→ **EXERCISE**
Copy, in full, each line of the material that holds the word "this".

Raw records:
• • • •

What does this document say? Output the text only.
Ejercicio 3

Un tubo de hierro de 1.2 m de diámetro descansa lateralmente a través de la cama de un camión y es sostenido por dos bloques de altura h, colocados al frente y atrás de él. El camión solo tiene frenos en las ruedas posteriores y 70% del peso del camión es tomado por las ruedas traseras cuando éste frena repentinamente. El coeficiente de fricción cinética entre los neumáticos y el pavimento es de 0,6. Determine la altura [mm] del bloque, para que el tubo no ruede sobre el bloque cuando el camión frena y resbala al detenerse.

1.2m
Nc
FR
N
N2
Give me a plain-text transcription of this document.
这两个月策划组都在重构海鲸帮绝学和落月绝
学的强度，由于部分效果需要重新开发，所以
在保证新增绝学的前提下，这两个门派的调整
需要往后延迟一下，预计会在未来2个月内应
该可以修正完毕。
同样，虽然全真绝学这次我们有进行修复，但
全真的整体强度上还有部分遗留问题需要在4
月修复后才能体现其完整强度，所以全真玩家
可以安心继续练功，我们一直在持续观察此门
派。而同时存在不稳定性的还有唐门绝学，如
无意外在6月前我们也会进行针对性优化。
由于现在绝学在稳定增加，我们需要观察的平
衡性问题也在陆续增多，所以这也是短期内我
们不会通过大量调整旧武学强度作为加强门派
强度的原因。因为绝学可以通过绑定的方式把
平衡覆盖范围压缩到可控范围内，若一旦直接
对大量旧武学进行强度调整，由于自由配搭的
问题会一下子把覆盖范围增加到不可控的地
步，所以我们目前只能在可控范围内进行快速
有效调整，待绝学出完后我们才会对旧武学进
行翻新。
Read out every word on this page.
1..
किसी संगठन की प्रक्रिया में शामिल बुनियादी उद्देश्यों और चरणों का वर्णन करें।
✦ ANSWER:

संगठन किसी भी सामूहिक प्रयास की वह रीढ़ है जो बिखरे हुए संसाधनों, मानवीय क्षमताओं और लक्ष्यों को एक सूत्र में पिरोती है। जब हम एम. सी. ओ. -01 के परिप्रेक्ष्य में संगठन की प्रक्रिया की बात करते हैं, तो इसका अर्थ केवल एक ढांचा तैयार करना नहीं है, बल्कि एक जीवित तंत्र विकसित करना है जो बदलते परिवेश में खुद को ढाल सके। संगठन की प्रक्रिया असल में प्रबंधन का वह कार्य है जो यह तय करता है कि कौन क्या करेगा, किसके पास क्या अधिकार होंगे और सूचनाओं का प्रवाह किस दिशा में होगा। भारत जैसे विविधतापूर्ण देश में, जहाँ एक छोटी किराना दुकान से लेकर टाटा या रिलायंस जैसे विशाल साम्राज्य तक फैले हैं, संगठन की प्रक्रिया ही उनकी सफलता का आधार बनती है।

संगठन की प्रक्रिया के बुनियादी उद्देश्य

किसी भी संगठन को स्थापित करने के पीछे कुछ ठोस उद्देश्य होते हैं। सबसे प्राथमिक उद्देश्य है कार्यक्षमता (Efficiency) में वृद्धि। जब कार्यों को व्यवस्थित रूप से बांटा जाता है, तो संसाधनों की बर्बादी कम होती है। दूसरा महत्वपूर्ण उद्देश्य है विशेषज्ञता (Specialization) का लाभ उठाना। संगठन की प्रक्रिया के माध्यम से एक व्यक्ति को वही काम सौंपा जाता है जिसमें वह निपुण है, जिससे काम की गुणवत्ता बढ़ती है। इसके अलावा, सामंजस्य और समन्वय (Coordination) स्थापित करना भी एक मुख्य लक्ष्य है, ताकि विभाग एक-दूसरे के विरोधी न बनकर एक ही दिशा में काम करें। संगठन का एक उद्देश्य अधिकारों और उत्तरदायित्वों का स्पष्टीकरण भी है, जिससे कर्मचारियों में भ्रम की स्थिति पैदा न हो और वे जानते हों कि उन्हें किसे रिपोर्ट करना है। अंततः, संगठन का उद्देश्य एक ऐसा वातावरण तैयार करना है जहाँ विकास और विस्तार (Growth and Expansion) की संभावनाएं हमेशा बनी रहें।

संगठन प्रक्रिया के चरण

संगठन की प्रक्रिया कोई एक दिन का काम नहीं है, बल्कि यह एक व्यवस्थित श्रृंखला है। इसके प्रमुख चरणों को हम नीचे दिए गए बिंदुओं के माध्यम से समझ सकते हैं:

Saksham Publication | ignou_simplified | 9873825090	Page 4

• • • •

→ **WRITTEN SOLUTION**
What does this document say? Output the text only.
Give me a plain-text transcription of this document.
Read out every word on this page.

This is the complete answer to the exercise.